**Directive**
Set down each line of the material that follows, exactly, with no pictures.

···

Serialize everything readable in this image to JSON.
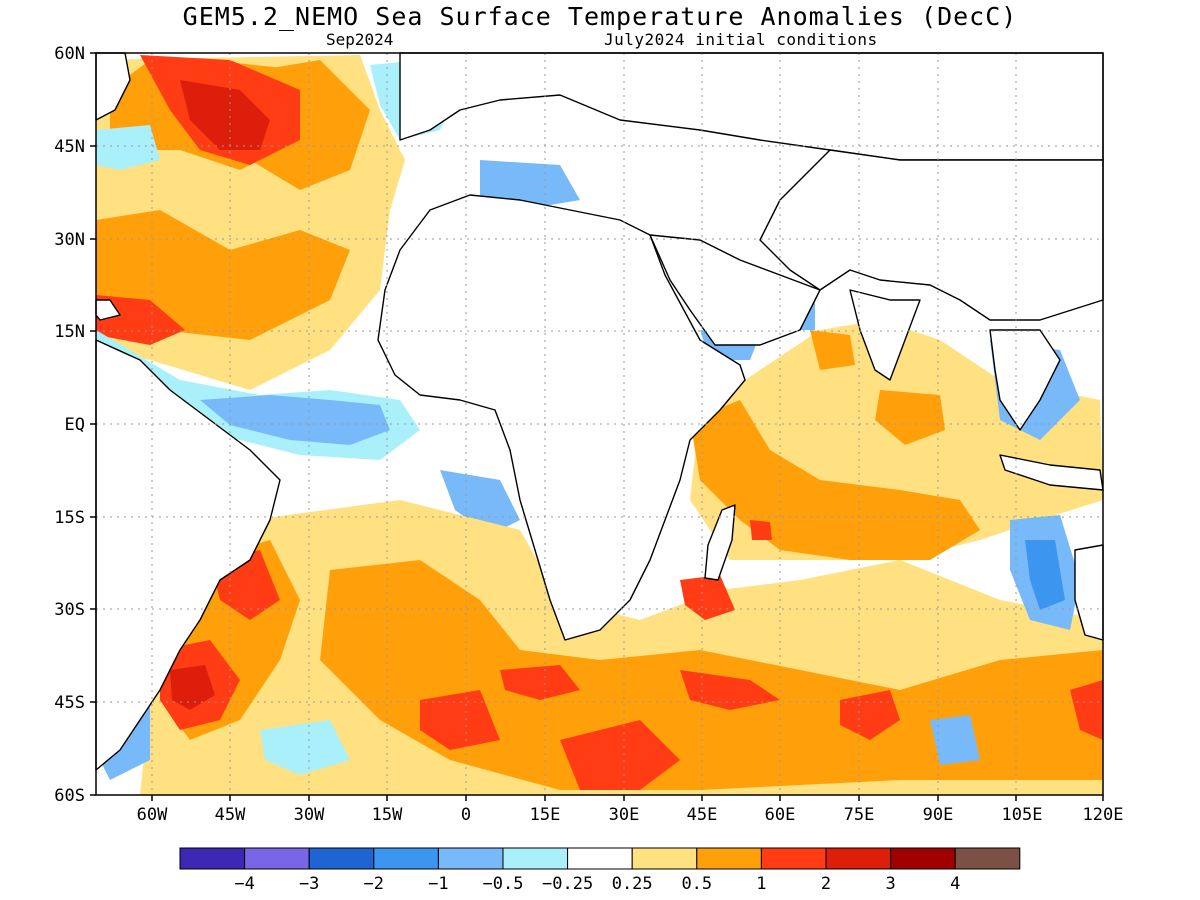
{
  "map": {
    "title": "GEM5.2_NEMO Sea Surface Temperature Anomalies (DecC)",
    "subtitle_left": "Sep2024",
    "subtitle_right": "July2024 initial conditions",
    "lat_labels": [
      "60N",
      "45N",
      "30N",
      "15N",
      "EQ",
      "15S",
      "30S",
      "45S",
      "60S"
    ],
    "lon_labels": [
      "60W",
      "45W",
      "30W",
      "15W",
      "0",
      "15E",
      "30E",
      "45E",
      "60E",
      "75E",
      "90E",
      "105E",
      "120E"
    ]
  },
  "colorbar": {
    "colors": [
      "#3c28b4",
      "#7866e6",
      "#1e64d2",
      "#3c96f0",
      "#78b9fa",
      "#aaf0fa",
      "#ffffff",
      "#ffe182",
      "#ffa00a",
      "#ff3c14",
      "#dc1e0a",
      "#a00000",
      "#7c5045"
    ],
    "labels": [
      "−4",
      "−3",
      "−2",
      "−1",
      "−0.5",
      "−0.25",
      "0.25",
      "0.5",
      "1",
      "2",
      "3",
      "4"
    ]
  }
}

···

**Completed exercise**
Serialize everything readable in this image to JSON.
{
  "map": {
    "title": "GEM5.2_NEMO Sea Surface Temperature Anomalies (DecC)",
    "subtitle_left": "Sep2024",
    "subtitle_right": "July2024 initial conditions",
    "lat_labels": [
      "60N",
      "45N",
      "30N",
      "15N",
      "EQ",
      "15S",
      "30S",
      "45S",
      "60S"
    ],
    "lon_labels": [
      "60W",
      "45W",
      "30W",
      "15W",
      "0",
      "15E",
      "30E",
      "45E",
      "60E",
      "75E",
      "90E",
      "105E",
      "120E"
    ]
  },
  "colorbar": {
    "colors": [
      "#3c28b4",
      "#7866e6",
      "#1e64d2",
      "#3c96f0",
      "#78b9fa",
      "#aaf0fa",
      "#ffffff",
      "#ffe182",
      "#ffa00a",
      "#ff3c14",
      "#dc1e0a",
      "#a00000",
      "#7c5045"
    ],
    "labels": [
      "−4",
      "−3",
      "−2",
      "−1",
      "−0.5",
      "−0.25",
      "0.25",
      "0.5",
      "1",
      "2",
      "3",
      "4"
    ]
  }
}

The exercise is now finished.